>> start

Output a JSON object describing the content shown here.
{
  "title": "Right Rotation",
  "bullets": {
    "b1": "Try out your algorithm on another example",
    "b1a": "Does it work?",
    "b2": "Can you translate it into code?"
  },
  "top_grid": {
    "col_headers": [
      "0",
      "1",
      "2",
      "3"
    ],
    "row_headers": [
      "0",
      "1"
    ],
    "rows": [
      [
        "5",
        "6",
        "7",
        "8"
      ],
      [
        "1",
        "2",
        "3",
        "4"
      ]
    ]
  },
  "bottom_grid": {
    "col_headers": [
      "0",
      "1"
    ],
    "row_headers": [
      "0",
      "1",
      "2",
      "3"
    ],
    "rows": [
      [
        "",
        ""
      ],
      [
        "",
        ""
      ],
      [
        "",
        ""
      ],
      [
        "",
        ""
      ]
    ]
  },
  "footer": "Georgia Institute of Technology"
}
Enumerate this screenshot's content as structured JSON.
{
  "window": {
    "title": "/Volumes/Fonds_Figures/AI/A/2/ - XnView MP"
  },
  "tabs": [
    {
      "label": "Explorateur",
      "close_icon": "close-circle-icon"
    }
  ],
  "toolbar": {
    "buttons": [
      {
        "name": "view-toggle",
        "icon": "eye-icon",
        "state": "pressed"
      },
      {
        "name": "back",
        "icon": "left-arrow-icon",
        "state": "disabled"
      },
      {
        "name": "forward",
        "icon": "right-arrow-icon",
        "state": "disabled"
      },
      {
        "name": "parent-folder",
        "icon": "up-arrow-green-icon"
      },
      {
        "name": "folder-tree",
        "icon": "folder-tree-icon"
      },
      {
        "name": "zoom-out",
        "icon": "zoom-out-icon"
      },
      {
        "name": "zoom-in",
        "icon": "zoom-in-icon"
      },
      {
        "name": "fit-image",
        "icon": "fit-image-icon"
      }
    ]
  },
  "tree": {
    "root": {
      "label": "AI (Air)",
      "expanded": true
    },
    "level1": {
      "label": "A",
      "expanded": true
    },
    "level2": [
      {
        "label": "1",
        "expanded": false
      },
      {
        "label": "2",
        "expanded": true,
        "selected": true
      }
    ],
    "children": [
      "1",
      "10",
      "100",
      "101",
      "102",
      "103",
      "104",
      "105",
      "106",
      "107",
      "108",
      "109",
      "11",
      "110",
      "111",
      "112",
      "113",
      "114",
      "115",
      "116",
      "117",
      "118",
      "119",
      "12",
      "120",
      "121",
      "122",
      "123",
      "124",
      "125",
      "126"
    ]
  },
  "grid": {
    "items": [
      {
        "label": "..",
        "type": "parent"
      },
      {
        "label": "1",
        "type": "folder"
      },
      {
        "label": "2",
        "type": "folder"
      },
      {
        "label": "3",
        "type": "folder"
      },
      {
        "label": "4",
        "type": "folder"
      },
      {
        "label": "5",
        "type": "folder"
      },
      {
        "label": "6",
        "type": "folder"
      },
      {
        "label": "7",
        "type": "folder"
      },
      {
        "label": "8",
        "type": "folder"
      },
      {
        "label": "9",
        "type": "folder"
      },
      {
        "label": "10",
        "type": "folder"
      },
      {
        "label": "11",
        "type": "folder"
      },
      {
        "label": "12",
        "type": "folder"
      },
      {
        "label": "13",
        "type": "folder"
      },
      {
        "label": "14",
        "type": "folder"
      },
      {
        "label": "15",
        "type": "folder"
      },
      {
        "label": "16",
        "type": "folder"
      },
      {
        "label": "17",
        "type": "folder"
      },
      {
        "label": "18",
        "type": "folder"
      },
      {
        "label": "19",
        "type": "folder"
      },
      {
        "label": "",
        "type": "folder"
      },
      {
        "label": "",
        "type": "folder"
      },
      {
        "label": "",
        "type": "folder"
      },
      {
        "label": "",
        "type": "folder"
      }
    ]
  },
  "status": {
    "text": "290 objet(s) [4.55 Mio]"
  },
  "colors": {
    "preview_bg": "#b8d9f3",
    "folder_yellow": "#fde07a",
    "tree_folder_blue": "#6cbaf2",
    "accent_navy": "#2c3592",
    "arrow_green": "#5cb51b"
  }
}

>> end

EXERCISE DIRECTIONS: Write the listing out again, exactly as shown above.

RESPONSE TO THIS EXERCISE:
Output a JSON object describing the content shown here.
{
  "title": "Right Rotation",
  "bullets": {
    "b1": "Try out your algorithm on another example",
    "b1a": "Does it work?",
    "b2": "Can you translate it into code?"
  },
  "top_grid": {
    "col_headers": [
      "0",
      "1",
      "2",
      "3"
    ],
    "row_headers": [
      "0",
      "1"
    ],
    "rows": [
      [
        "5",
        "6",
        "7",
        "8"
      ],
      [
        "1",
        "2",
        "3",
        "4"
      ]
    ]
  },
  "bottom_grid": {
    "col_headers": [
      "0",
      "1"
    ],
    "row_headers": [
      "0",
      "1",
      "2",
      "3"
    ],
    "rows": [
      [
        "",
        ""
      ],
      [
        "",
        ""
      ],
      [
        "",
        ""
      ],
      [
        "",
        ""
      ]
    ]
  },
  "footer": "Georgia Institute of Technology"
}
Enumerate this screenshot's content as structured JSON.
{
  "window": {
    "title": "/Volumes/Fonds_Figures/AI/A/2/ - XnView MP"
  },
  "tabs": [
    {
      "label": "Explorateur",
      "close_icon": "close-circle-icon"
    }
  ],
  "toolbar": {
    "buttons": [
      {
        "name": "view-toggle",
        "icon": "eye-icon",
        "state": "pressed"
      },
      {
        "name": "back",
        "icon": "left-arrow-icon",
        "state": "disabled"
      },
      {
        "name": "forward",
        "icon": "right-arrow-icon",
        "state": "disabled"
      },
      {
        "name": "parent-folder",
        "icon": "up-arrow-green-icon"
      },
      {
        "name": "folder-tree",
        "icon": "folder-tree-icon"
      },
      {
        "name": "zoom-out",
        "icon": "zoom-out-icon"
      },
      {
        "name": "zoom-in",
        "icon": "zoom-in-icon"
      },
      {
        "name": "fit-image",
        "icon": "fit-image-icon"
      }
    ]
  },
  "tree": {
    "root": {
      "label": "AI (Air)",
      "expanded": true
    },
    "level1": {
      "label": "A",
      "expanded": true
    },
    "level2": [
      {
        "label": "1",
        "expanded": false
      },
      {
        "label": "2",
        "expanded": true,
        "selected": true
      }
    ],
    "children": [
      "1",
      "10",
      "100",
      "101",
      "102",
      "103",
      "104",
      "105",
      "106",
      "107",
      "108",
      "109",
      "11",
      "110",
      "111",
      "112",
      "113",
      "114",
      "115",
      "116",
      "117",
      "118",
      "119",
      "12",
      "120",
      "121",
      "122",
      "123",
      "124",
      "125",
      "126"
    ]
  },
  "grid": {
    "items": [
      {
        "label": "..",
        "type": "parent"
      },
      {
        "label": "1",
        "type": "folder"
      },
      {
        "label": "2",
        "type": "folder"
      },
      {
        "label": "3",
        "type": "folder"
      },
      {
        "label": "4",
        "type": "folder"
      },
      {
        "label": "5",
        "type": "folder"
      },
      {
        "label": "6",
        "type": "folder"
      },
      {
        "label": "7",
        "type": "folder"
      },
      {
        "label": "8",
        "type": "folder"
      },
      {
        "label": "9",
        "type": "folder"
      },
      {
        "label": "10",
        "type": "folder"
      },
      {
        "label": "11",
        "type": "folder"
      },
      {
        "label": "12",
        "type": "folder"
      },
      {
        "label": "13",
        "type": "folder"
      },
      {
        "label": "14",
        "type": "folder"
      },
      {
        "label": "15",
        "type": "folder"
      },
      {
        "label": "16",
        "type": "folder"
      },
      {
        "label": "17",
        "type": "folder"
      },
      {
        "label": "18",
        "type": "folder"
      },
      {
        "label": "19",
        "type": "folder"
      },
      {
        "label": "",
        "type": "folder"
      },
      {
        "label": "",
        "type": "folder"
      },
      {
        "label": "",
        "type": "folder"
      },
      {
        "label": "",
        "type": "folder"
      }
    ]
  },
  "status": {
    "text": "290 objet(s) [4.55 Mio]"
  },
  "colors": {
    "preview_bg": "#b8d9f3",
    "folder_yellow": "#fde07a",
    "tree_folder_blue": "#6cbaf2",
    "accent_navy": "#2c3592",
    "arrow_green": "#5cb51b"
  }
}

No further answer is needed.